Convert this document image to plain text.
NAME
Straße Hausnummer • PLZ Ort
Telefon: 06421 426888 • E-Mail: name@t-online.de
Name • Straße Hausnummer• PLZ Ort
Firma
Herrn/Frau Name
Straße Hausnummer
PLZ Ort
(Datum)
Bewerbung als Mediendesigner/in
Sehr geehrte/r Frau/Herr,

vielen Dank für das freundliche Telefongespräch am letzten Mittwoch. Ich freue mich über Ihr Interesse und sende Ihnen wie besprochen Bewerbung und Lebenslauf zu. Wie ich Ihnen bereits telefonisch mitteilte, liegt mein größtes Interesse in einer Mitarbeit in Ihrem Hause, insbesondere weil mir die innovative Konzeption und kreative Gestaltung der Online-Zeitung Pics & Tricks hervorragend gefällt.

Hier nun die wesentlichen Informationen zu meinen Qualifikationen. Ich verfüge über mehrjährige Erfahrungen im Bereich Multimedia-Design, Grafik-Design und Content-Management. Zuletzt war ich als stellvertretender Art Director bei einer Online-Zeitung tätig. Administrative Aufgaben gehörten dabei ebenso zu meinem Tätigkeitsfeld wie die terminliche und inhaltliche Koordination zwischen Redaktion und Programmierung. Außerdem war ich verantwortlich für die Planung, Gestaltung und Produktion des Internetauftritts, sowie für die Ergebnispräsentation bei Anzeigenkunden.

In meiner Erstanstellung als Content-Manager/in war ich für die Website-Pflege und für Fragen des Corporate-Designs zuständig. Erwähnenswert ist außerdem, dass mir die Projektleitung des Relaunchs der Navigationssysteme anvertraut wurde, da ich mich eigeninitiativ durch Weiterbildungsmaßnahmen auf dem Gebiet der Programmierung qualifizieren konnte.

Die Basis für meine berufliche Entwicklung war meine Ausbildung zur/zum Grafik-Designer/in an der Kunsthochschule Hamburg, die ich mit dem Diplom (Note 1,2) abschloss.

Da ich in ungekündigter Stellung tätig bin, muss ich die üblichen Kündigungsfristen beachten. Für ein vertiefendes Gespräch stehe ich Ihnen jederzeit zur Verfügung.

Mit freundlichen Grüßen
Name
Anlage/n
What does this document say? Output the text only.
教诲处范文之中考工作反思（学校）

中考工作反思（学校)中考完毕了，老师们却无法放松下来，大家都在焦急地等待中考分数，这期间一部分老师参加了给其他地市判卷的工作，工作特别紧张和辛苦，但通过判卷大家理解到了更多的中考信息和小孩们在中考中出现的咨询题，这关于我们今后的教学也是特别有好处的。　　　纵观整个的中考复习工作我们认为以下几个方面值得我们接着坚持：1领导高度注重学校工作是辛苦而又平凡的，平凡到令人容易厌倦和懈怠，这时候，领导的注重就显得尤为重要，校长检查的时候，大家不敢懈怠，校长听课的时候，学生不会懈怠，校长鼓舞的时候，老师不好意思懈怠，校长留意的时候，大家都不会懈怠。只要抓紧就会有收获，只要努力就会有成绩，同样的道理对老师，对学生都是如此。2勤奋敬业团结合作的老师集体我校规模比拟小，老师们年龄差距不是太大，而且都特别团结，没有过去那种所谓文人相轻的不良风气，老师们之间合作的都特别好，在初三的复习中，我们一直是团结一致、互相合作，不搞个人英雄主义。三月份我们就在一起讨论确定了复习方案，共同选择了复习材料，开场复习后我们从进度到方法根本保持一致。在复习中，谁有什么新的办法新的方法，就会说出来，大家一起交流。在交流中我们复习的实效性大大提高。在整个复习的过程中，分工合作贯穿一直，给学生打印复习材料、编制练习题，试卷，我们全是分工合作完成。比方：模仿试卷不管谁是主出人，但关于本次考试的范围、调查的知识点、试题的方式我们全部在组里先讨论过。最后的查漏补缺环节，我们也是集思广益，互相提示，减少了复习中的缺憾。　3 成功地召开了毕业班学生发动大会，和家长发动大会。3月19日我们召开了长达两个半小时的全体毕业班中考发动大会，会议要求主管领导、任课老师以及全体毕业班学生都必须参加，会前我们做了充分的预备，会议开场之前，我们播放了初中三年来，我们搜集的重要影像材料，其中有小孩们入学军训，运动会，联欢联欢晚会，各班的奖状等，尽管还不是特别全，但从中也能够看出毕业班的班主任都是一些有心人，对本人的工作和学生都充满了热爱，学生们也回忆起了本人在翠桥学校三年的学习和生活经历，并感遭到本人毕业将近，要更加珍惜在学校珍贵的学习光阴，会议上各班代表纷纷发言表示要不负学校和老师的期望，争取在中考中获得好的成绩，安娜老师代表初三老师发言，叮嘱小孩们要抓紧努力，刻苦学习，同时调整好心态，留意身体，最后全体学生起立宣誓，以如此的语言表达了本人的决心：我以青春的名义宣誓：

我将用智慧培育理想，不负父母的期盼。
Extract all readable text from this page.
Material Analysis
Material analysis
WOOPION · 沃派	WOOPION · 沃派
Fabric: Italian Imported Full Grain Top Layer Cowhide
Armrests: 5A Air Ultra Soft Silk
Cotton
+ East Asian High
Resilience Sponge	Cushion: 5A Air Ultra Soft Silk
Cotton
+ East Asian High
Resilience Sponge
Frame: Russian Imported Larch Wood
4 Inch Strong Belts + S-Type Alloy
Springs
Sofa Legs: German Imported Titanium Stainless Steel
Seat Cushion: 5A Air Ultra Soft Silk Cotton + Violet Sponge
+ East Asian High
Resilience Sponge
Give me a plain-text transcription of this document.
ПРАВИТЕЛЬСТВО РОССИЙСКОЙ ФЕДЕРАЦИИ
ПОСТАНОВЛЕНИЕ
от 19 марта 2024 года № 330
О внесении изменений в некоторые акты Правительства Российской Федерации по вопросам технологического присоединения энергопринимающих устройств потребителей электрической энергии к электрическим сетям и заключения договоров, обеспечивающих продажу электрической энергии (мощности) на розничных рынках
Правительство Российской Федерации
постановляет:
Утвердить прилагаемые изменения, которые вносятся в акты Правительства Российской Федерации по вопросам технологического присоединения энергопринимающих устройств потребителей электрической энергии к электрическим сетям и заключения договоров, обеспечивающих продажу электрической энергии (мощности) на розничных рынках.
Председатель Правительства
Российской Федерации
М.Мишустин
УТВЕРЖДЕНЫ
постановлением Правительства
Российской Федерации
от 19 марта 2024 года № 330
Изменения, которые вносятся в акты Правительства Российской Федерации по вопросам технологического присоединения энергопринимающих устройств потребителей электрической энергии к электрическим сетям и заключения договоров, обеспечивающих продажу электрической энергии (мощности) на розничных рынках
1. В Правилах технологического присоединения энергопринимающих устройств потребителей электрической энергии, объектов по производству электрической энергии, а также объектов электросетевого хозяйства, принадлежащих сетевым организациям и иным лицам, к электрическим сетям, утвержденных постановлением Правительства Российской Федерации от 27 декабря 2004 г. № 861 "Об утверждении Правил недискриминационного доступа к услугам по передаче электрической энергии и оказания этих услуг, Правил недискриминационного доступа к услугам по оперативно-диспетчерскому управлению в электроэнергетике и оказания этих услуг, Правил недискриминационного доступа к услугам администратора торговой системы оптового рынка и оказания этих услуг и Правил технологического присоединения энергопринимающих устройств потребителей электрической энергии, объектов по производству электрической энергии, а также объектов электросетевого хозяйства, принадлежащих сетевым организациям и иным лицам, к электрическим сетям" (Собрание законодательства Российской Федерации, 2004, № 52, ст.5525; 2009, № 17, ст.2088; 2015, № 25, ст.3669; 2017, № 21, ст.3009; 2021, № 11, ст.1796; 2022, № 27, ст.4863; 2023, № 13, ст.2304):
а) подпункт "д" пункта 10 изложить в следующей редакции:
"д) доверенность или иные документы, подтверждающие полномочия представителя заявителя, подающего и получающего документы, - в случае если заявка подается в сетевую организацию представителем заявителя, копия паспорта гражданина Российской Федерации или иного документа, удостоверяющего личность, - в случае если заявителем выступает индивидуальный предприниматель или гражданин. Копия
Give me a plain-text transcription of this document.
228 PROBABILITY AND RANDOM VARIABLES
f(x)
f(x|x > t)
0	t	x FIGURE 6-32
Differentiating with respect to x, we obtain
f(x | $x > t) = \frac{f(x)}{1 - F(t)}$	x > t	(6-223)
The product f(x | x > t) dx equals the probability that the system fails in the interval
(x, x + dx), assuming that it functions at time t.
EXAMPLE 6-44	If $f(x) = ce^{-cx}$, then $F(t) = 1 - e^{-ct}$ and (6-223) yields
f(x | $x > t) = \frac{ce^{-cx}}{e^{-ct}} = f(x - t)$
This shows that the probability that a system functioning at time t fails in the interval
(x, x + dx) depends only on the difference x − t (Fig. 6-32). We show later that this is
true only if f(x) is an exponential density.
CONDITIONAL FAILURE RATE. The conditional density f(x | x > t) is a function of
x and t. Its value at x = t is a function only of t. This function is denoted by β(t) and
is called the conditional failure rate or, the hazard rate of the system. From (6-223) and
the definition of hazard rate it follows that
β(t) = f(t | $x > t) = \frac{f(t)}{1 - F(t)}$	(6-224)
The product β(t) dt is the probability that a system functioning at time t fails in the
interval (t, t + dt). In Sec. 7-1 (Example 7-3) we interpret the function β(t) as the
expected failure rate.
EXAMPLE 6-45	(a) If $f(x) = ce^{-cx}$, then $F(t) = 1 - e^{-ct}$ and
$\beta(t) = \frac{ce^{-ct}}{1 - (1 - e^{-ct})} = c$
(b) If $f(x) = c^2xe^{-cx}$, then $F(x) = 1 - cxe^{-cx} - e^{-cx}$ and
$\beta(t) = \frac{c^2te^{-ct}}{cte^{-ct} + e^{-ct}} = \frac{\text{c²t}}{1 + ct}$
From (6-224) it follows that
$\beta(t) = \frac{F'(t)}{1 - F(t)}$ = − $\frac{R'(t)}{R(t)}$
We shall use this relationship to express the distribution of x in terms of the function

────────────────────

THE EXERCISE
Which lines hold the word "Bewerbung"? Copy all of them.

THE RESPONSE
Bewerbung als Mediendesigner/in
vielen Dank für das freundliche Telefongespräch am letzten Mittwoch. Ich freue mich über Ihr Interesse und sende Ihnen wie besprochen Bewerbung und Lebenslauf zu. Wie ich Ihnen bereits telefonisch mitteilte, liegt mein größtes Interesse in einer Mitarbeit in Ihrem Hause, insbesondere weil mir die innovative Konzeption und kreative Gestaltung der Online-Zeitung Pics & Tricks hervorragend gefällt.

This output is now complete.